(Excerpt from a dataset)
-----
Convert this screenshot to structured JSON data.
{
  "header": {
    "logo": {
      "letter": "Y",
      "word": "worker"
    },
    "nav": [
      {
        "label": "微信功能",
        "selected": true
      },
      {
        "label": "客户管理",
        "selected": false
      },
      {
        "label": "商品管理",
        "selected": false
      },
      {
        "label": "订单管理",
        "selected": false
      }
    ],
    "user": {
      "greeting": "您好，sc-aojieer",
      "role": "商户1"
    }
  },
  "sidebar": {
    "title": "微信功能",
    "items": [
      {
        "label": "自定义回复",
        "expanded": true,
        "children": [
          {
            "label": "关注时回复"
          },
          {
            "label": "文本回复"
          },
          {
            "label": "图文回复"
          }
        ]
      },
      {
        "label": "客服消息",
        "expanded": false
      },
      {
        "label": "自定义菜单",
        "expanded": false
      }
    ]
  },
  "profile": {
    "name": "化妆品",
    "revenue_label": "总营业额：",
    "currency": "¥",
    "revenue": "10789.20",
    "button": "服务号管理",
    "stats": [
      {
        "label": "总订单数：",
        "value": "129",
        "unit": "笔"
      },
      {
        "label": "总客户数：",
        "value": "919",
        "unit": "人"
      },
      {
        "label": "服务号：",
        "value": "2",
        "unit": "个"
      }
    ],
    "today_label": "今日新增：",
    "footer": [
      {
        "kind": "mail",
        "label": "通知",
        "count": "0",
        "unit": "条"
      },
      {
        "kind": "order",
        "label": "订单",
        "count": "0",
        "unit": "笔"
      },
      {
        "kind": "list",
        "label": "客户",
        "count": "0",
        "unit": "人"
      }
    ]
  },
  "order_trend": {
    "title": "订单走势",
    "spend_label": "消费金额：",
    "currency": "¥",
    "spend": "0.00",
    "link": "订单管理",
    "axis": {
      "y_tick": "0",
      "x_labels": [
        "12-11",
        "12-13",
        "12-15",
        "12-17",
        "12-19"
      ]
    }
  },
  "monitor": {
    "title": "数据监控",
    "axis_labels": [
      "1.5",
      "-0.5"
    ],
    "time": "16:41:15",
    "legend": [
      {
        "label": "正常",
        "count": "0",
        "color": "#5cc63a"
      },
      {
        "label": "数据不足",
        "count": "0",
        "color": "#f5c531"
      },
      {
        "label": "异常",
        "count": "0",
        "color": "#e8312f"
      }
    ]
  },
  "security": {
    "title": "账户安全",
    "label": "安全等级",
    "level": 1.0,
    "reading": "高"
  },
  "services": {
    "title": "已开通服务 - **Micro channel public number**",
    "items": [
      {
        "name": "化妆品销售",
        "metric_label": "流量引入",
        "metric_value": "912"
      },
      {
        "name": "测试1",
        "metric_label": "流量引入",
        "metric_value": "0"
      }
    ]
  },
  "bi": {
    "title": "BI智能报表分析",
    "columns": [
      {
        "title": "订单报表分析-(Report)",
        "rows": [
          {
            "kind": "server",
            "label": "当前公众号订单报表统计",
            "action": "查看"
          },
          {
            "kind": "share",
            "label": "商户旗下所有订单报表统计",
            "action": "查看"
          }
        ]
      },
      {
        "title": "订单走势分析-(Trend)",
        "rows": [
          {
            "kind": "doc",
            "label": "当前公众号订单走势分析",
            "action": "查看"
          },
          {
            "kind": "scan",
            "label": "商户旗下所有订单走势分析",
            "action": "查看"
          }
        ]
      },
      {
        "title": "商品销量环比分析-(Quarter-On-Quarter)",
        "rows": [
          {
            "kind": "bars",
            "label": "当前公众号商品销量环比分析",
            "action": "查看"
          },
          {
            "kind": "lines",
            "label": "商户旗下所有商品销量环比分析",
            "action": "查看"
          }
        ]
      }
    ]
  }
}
-----
EXERCISE BRIEF: Count how many lines in the data above hold the string "color", and give the number with no other words.

TASK OUTPUT: 3